**Work to be completed**:
Make an exact copy of all the entries below, with the pictures left out.

**Provided entries**:

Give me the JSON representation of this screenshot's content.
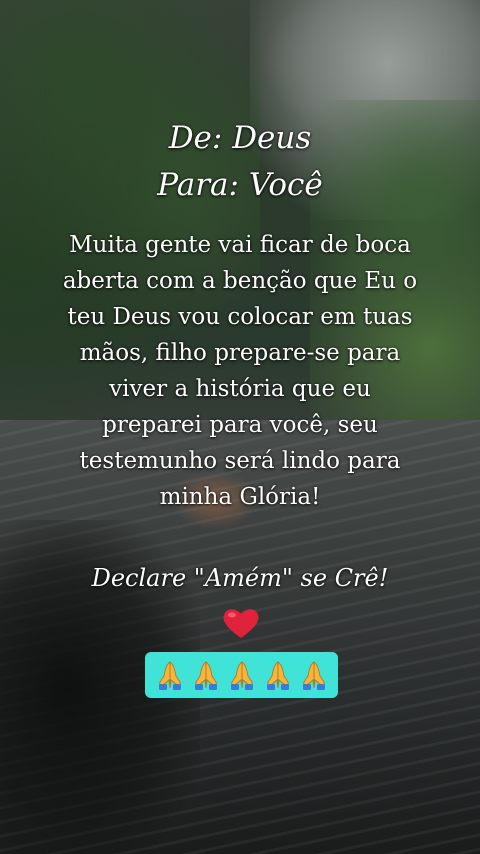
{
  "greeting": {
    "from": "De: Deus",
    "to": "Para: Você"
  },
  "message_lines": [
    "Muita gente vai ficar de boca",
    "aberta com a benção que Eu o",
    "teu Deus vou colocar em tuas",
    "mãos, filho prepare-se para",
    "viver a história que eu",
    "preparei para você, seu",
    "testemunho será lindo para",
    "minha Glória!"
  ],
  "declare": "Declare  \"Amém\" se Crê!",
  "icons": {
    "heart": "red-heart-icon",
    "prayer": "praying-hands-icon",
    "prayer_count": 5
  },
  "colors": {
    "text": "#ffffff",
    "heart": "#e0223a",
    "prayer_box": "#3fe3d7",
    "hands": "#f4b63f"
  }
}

**Result**:
Give me the JSON representation of this screenshot's content.
{
  "greeting": {
    "from": "De: Deus",
    "to": "Para: Você"
  },
  "message_lines": [
    "Muita gente vai ficar de boca",
    "aberta com a benção que Eu o",
    "teu Deus vou colocar em tuas",
    "mãos, filho prepare-se para",
    "viver a história que eu",
    "preparei para você, seu",
    "testemunho será lindo para",
    "minha Glória!"
  ],
  "declare": "Declare  \"Amém\" se Crê!",
  "icons": {
    "heart": "red-heart-icon",
    "prayer": "praying-hands-icon",
    "prayer_count": 5
  },
  "colors": {
    "text": "#ffffff",
    "heart": "#e0223a",
    "prayer_box": "#3fe3d7",
    "hands": "#f4b63f"
  }
}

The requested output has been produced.